• TASK STATEMENT:
Copy out each line containing "peace" from the entries below.

Extracted data entries:
● ● ● ●
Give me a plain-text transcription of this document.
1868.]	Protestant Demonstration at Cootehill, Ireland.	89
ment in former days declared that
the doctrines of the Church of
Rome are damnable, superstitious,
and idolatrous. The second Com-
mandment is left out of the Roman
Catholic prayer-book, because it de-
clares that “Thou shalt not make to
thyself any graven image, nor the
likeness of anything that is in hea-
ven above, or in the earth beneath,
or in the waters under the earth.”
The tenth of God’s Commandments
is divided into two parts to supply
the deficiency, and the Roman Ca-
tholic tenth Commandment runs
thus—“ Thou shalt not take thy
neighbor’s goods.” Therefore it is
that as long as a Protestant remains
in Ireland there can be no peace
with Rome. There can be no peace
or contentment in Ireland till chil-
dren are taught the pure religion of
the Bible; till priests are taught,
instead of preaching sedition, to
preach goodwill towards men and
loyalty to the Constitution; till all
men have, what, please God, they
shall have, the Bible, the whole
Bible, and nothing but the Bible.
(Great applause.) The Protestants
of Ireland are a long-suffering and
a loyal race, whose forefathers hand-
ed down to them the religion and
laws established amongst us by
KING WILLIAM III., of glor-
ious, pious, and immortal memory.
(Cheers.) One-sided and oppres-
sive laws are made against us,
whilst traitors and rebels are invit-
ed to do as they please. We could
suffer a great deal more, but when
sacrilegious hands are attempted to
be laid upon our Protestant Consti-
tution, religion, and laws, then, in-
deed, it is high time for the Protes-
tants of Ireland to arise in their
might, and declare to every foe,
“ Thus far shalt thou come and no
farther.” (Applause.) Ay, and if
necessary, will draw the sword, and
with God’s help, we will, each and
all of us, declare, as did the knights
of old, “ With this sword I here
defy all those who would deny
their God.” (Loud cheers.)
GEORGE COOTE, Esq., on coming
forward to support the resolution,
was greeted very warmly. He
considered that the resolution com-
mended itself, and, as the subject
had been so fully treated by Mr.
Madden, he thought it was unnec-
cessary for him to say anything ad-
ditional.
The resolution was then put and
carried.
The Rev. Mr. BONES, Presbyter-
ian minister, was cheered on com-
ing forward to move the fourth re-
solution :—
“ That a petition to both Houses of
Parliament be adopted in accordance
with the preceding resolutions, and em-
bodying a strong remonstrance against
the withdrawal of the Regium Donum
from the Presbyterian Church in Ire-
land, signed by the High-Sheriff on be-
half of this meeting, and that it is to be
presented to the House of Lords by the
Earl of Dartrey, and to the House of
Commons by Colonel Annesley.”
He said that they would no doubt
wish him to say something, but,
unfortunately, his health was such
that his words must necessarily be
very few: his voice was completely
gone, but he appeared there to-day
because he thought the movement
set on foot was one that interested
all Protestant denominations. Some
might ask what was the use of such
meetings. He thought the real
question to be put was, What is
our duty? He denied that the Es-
● ● ● ●
• COMPLETE RESPONSE:
in Ireland there can be no peace
with Rome. There can be no peace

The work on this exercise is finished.